**WHAT IS EXPECTED:** Each entry should be quoted word for word, including every mark of punctuation.

**RECORD EXTRACTS:**
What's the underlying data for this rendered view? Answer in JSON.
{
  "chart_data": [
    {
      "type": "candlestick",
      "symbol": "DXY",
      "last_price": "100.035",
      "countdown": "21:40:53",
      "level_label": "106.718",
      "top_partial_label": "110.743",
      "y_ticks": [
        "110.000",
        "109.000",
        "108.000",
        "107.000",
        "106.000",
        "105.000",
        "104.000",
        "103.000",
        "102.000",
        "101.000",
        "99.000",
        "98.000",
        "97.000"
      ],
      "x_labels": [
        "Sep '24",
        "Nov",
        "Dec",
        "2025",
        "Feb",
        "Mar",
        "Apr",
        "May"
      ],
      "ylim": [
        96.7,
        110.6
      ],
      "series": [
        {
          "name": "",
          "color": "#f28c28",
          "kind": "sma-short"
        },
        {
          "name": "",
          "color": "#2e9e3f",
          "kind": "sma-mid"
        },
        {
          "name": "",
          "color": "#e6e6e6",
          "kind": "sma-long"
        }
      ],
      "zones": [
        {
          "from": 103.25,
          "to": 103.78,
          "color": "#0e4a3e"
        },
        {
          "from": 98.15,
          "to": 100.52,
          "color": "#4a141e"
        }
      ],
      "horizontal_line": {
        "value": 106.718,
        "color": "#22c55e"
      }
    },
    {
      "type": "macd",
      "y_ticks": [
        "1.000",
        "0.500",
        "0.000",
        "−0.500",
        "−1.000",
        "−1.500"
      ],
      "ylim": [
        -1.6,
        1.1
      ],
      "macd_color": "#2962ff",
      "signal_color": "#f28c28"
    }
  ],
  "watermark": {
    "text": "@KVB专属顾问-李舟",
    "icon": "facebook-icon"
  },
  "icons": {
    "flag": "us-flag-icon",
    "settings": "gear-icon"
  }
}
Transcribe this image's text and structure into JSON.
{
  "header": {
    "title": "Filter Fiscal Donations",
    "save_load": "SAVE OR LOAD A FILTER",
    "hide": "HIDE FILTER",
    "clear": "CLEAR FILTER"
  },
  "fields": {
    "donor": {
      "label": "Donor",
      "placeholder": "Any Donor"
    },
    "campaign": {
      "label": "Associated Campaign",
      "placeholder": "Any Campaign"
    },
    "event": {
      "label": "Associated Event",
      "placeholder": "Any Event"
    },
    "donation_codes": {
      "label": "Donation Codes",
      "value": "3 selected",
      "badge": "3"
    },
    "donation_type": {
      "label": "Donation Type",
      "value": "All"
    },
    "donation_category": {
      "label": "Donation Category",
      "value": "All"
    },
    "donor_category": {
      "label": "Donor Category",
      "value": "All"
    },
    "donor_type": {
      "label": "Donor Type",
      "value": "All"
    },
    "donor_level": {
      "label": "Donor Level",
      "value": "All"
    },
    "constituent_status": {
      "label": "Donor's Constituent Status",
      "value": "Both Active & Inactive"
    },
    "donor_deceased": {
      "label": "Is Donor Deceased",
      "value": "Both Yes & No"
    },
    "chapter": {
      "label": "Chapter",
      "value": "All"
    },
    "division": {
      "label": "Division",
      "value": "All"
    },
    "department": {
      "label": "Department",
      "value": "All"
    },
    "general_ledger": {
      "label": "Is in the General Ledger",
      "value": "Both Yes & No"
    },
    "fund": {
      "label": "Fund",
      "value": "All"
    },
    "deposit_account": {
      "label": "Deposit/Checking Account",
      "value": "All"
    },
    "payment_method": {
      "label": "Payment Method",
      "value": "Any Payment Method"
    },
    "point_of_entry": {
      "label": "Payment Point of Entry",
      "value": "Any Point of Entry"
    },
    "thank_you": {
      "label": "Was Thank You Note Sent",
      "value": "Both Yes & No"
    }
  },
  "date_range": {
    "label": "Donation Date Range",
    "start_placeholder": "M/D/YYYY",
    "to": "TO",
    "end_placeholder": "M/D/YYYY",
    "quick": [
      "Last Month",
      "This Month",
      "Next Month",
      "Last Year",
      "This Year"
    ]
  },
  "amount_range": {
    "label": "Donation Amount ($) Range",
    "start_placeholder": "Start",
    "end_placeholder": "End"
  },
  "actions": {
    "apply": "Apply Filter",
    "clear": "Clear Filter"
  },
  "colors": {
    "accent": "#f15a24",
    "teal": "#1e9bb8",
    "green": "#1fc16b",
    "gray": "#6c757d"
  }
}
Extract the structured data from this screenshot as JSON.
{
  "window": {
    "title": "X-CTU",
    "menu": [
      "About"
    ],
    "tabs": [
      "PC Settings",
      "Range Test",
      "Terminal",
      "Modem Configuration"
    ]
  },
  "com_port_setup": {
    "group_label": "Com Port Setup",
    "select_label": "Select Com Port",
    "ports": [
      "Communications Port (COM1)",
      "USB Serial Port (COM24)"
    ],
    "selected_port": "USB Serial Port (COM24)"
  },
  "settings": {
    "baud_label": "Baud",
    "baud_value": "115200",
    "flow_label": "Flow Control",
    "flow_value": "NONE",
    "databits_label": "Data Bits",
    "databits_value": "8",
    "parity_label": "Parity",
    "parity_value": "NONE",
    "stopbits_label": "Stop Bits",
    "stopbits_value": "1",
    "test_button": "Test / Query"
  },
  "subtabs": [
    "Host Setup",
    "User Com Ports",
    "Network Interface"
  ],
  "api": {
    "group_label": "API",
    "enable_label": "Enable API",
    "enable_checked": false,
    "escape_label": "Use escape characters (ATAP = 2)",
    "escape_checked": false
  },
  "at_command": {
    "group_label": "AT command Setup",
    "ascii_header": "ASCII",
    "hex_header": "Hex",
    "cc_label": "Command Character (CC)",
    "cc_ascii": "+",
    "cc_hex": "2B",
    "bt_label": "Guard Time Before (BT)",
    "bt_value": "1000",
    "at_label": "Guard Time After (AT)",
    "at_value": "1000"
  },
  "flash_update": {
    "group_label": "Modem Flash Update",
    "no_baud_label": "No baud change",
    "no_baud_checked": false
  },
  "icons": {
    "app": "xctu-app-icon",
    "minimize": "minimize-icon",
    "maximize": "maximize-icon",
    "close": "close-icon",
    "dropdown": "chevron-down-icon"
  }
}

**WORKED SOLUTION:**
What's the underlying data for this rendered view? Answer in JSON.
{
  "chart_data": [
    {
      "type": "candlestick",
      "symbol": "DXY",
      "last_price": "100.035",
      "countdown": "21:40:53",
      "level_label": "106.718",
      "top_partial_label": "110.743",
      "y_ticks": [
        "110.000",
        "109.000",
        "108.000",
        "107.000",
        "106.000",
        "105.000",
        "104.000",
        "103.000",
        "102.000",
        "101.000",
        "99.000",
        "98.000",
        "97.000"
      ],
      "x_labels": [
        "Sep '24",
        "Nov",
        "Dec",
        "2025",
        "Feb",
        "Mar",
        "Apr",
        "May"
      ],
      "ylim": [
        96.7,
        110.6
      ],
      "series": [
        {
          "name": "",
          "color": "#f28c28",
          "kind": "sma-short"
        },
        {
          "name": "",
          "color": "#2e9e3f",
          "kind": "sma-mid"
        },
        {
          "name": "",
          "color": "#e6e6e6",
          "kind": "sma-long"
        }
      ],
      "zones": [
        {
          "from": 103.25,
          "to": 103.78,
          "color": "#0e4a3e"
        },
        {
          "from": 98.15,
          "to": 100.52,
          "color": "#4a141e"
        }
      ],
      "horizontal_line": {
        "value": 106.718,
        "color": "#22c55e"
      }
    },
    {
      "type": "macd",
      "y_ticks": [
        "1.000",
        "0.500",
        "0.000",
        "−0.500",
        "−1.000",
        "−1.500"
      ],
      "ylim": [
        -1.6,
        1.1
      ],
      "macd_color": "#2962ff",
      "signal_color": "#f28c28"
    }
  ],
  "watermark": {
    "text": "@KVB专属顾问-李舟",
    "icon": "facebook-icon"
  },
  "icons": {
    "flag": "us-flag-icon",
    "settings": "gear-icon"
  }
}
Transcribe this image's text and structure into JSON.
{
  "header": {
    "title": "Filter Fiscal Donations",
    "save_load": "SAVE OR LOAD A FILTER",
    "hide": "HIDE FILTER",
    "clear": "CLEAR FILTER"
  },
  "fields": {
    "donor": {
      "label": "Donor",
      "placeholder": "Any Donor"
    },
    "campaign": {
      "label": "Associated Campaign",
      "placeholder": "Any Campaign"
    },
    "event": {
      "label": "Associated Event",
      "placeholder": "Any Event"
    },
    "donation_codes": {
      "label": "Donation Codes",
      "value": "3 selected",
      "badge": "3"
    },
    "donation_type": {
      "label": "Donation Type",
      "value": "All"
    },
    "donation_category": {
      "label": "Donation Category",
      "value": "All"
    },
    "donor_category": {
      "label": "Donor Category",
      "value": "All"
    },
    "donor_type": {
      "label": "Donor Type",
      "value": "All"
    },
    "donor_level": {
      "label": "Donor Level",
      "value": "All"
    },
    "constituent_status": {
      "label": "Donor's Constituent Status",
      "value": "Both Active & Inactive"
    },
    "donor_deceased": {
      "label": "Is Donor Deceased",
      "value": "Both Yes & No"
    },
    "chapter": {
      "label": "Chapter",
      "value": "All"
    },
    "division": {
      "label": "Division",
      "value": "All"
    },
    "department": {
      "label": "Department",
      "value": "All"
    },
    "general_ledger": {
      "label": "Is in the General Ledger",
      "value": "Both Yes & No"
    },
    "fund": {
      "label": "Fund",
      "value": "All"
    },
    "deposit_account": {
      "label": "Deposit/Checking Account",
      "value": "All"
    },
    "payment_method": {
      "label": "Payment Method",
      "value": "Any Payment Method"
    },
    "point_of_entry": {
      "label": "Payment Point of Entry",
      "value": "Any Point of Entry"
    },
    "thank_you": {
      "label": "Was Thank You Note Sent",
      "value": "Both Yes & No"
    }
  },
  "date_range": {
    "label": "Donation Date Range",
    "start_placeholder": "M/D/YYYY",
    "to": "TO",
    "end_placeholder": "M/D/YYYY",
    "quick": [
      "Last Month",
      "This Month",
      "Next Month",
      "Last Year",
      "This Year"
    ]
  },
  "amount_range": {
    "label": "Donation Amount ($) Range",
    "start_placeholder": "Start",
    "end_placeholder": "End"
  },
  "actions": {
    "apply": "Apply Filter",
    "clear": "Clear Filter"
  },
  "colors": {
    "accent": "#f15a24",
    "teal": "#1e9bb8",
    "green": "#1fc16b",
    "gray": "#6c757d"
  }
}
Extract the structured data from this screenshot as JSON.
{
  "window": {
    "title": "X-CTU",
    "menu": [
      "About"
    ],
    "tabs": [
      "PC Settings",
      "Range Test",
      "Terminal",
      "Modem Configuration"
    ]
  },
  "com_port_setup": {
    "group_label": "Com Port Setup",
    "select_label": "Select Com Port",
    "ports": [
      "Communications Port (COM1)",
      "USB Serial Port (COM24)"
    ],
    "selected_port": "USB Serial Port (COM24)"
  },
  "settings": {
    "baud_label": "Baud",
    "baud_value": "115200",
    "flow_label": "Flow Control",
    "flow_value": "NONE",
    "databits_label": "Data Bits",
    "databits_value": "8",
    "parity_label": "Parity",
    "parity_value": "NONE",
    "stopbits_label": "Stop Bits",
    "stopbits_value": "1",
    "test_button": "Test / Query"
  },
  "subtabs": [
    "Host Setup",
    "User Com Ports",
    "Network Interface"
  ],
  "api": {
    "group_label": "API",
    "enable_label": "Enable API",
    "enable_checked": false,
    "escape_label": "Use escape characters (ATAP = 2)",
    "escape_checked": false
  },
  "at_command": {
    "group_label": "AT command Setup",
    "ascii_header": "ASCII",
    "hex_header": "Hex",
    "cc_label": "Command Character (CC)",
    "cc_ascii": "+",
    "cc_hex": "2B",
    "bt_label": "Guard Time Before (BT)",
    "bt_value": "1000",
    "at_label": "Guard Time After (AT)",
    "at_value": "1000"
  },
  "flash_update": {
    "group_label": "Modem Flash Update",
    "no_baud_label": "No baud change",
    "no_baud_checked": false
  },
  "icons": {
    "app": "xctu-app-icon",
    "minimize": "minimize-icon",
    "maximize": "maximize-icon",
    "close": "close-icon",
    "dropdown": "chevron-down-icon"
  }
}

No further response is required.